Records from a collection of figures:

-*-*-

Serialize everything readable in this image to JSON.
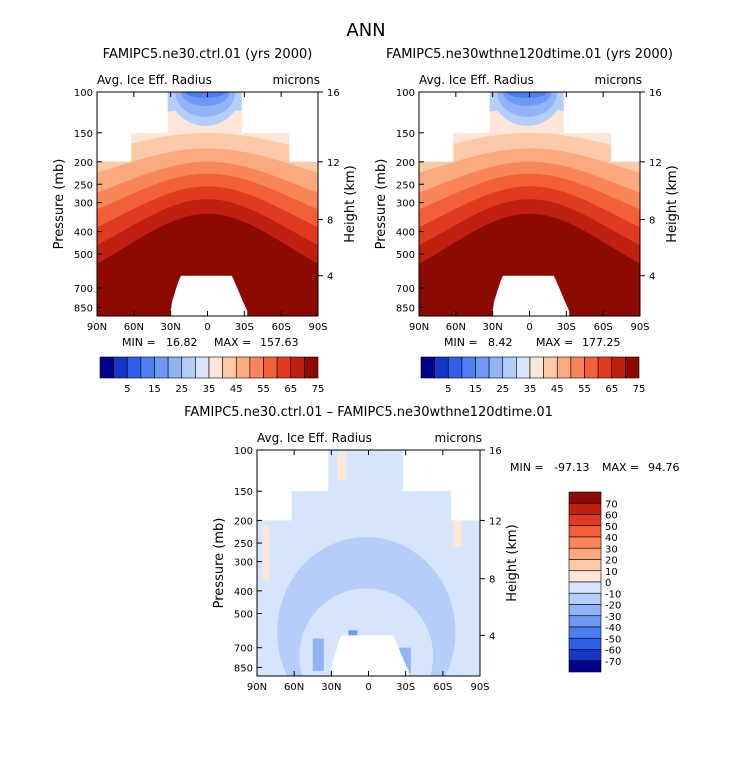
{
  "figure_title": "ANN",
  "chart_data": [
    {
      "type": "heatmap",
      "title": "FAMIPC5.ne30.ctrl.01 (yrs 2000)",
      "subtitle_left": "Avg. Ice Eff. Radius",
      "subtitle_right": "microns",
      "xlabel": "",
      "ylabel": "Pressure (mb)",
      "ylabel_right": "Height (km)",
      "x_ticks": [
        "90N",
        "60N",
        "30N",
        "0",
        "30S",
        "60S",
        "90S"
      ],
      "y_ticks": [
        "100",
        "150",
        "200",
        "250",
        "300",
        "400",
        "500",
        "700",
        "850"
      ],
      "height_ticks": [
        "16",
        "12",
        "8",
        "4"
      ],
      "min_label": "MIN =",
      "min_value": "16.82",
      "max_label": "MAX =",
      "max_value": "157.63",
      "colorbar_labels": [
        "5",
        "15",
        "25",
        "35",
        "45",
        "55",
        "65",
        "75"
      ],
      "colorbar_colors": [
        "#00008c",
        "#1438c4",
        "#2f5fe6",
        "#4e7ff0",
        "#6f99f4",
        "#92b4f7",
        "#b4cdf9",
        "#d6e5fb",
        "#fde6d8",
        "#fccaa8",
        "#fbaa80",
        "#f88658",
        "#f2603a",
        "#e03b20",
        "#bf200f",
        "#8c0a00"
      ]
    },
    {
      "type": "heatmap",
      "title": "FAMIPC5.ne30wthne120dtime.01 (yrs 2000)",
      "subtitle_left": "Avg. Ice Eff. Radius",
      "subtitle_right": "microns",
      "xlabel": "",
      "ylabel": "Pressure (mb)",
      "ylabel_right": "Height (km)",
      "x_ticks": [
        "90N",
        "60N",
        "30N",
        "0",
        "30S",
        "60S",
        "90S"
      ],
      "y_ticks": [
        "100",
        "150",
        "200",
        "250",
        "300",
        "400",
        "500",
        "700",
        "850"
      ],
      "height_ticks": [
        "16",
        "12",
        "8",
        "4"
      ],
      "min_label": "MIN =",
      "min_value": "8.42",
      "max_label": "MAX =",
      "max_value": "177.25",
      "colorbar_labels": [
        "5",
        "15",
        "25",
        "35",
        "45",
        "55",
        "65",
        "75"
      ],
      "colorbar_colors": [
        "#00008c",
        "#1438c4",
        "#2f5fe6",
        "#4e7ff0",
        "#6f99f4",
        "#92b4f7",
        "#b4cdf9",
        "#d6e5fb",
        "#fde6d8",
        "#fccaa8",
        "#fbaa80",
        "#f88658",
        "#f2603a",
        "#e03b20",
        "#bf200f",
        "#8c0a00"
      ]
    },
    {
      "type": "heatmap",
      "title": "FAMIPC5.ne30.ctrl.01 – FAMIPC5.ne30wthne120dtime.01",
      "subtitle_left": "Avg. Ice Eff. Radius",
      "subtitle_right": "microns",
      "xlabel": "",
      "ylabel": "Pressure (mb)",
      "ylabel_right": "Height (km)",
      "x_ticks": [
        "90N",
        "60N",
        "30N",
        "0",
        "30S",
        "60S",
        "90S"
      ],
      "y_ticks": [
        "100",
        "150",
        "200",
        "250",
        "300",
        "400",
        "500",
        "700",
        "850"
      ],
      "height_ticks": [
        "16",
        "12",
        "8",
        "4"
      ],
      "min_label": "MIN =",
      "min_value": "-97.13",
      "max_label": "MAX =",
      "max_value": "94.76",
      "colorbar_labels": [
        "70",
        "60",
        "50",
        "40",
        "30",
        "20",
        "10",
        "0",
        "-10",
        "-20",
        "-30",
        "-40",
        "-50",
        "-60",
        "-70"
      ],
      "colorbar_colors": [
        "#8c0a00",
        "#bf200f",
        "#e03b20",
        "#f2603a",
        "#f88658",
        "#fbaa80",
        "#fccaa8",
        "#fde6d8",
        "#d6e5fb",
        "#b4cdf9",
        "#92b4f7",
        "#6f99f4",
        "#4e7ff0",
        "#2f5fe6",
        "#1438c4",
        "#00008c"
      ]
    }
  ]
}
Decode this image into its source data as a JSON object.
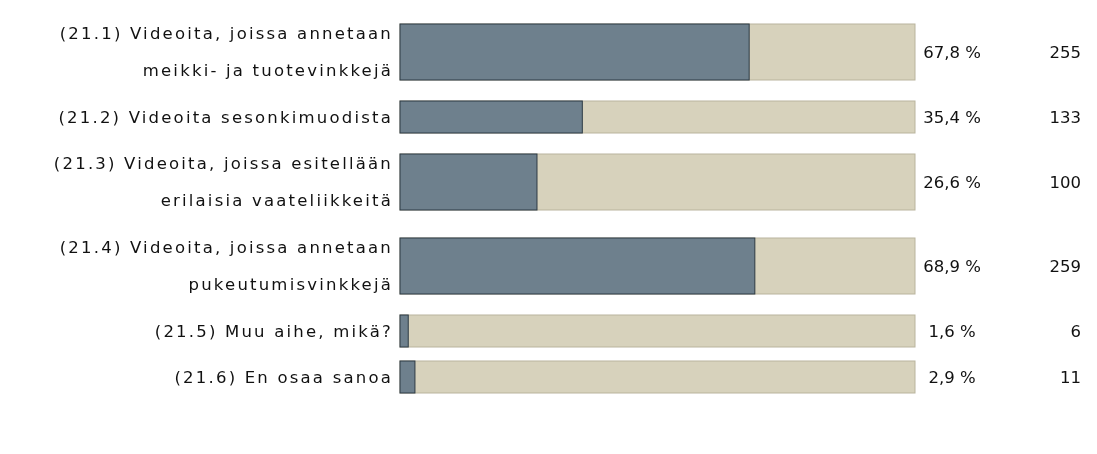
{
  "chart_data": {
    "type": "bar",
    "orientation": "horizontal",
    "categories": [
      "(21.1) Videoita, joissa annetaan meikki- ja tuotevinkkejä",
      "(21.2) Videoita sesonkimuodista",
      "(21.3) Videoita, joissa esitellään erilaisia vaateliikkeitä",
      "(21.4) Videoita, joissa annetaan pukeutumisvinkkejä",
      "(21.5) Muu aihe, mikä?",
      "(21.6) En osaa sanoa"
    ],
    "values": [
      67.8,
      35.4,
      26.6,
      68.9,
      1.6,
      2.9
    ],
    "value_labels": [
      "67,8 %",
      "35,4 %",
      "26,6 %",
      "68,9 %",
      "1,6 %",
      "2,9 %"
    ],
    "color": "#6e808d",
    "xlim": [
      0,
      100
    ],
    "annotations": [
      "255",
      "133",
      "100",
      "259",
      "6",
      "11"
    ]
  }
}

-*-*-

__What is required__: Give every line of the material that includes the string "ctrl".

__Solution to this exercise__:
      "title": "FAMIPC5.ne30.ctrl.01 (yrs 2000)",
      "title": "FAMIPC5.ne30.ctrl.01 – FAMIPC5.ne30wthne120dtime.01",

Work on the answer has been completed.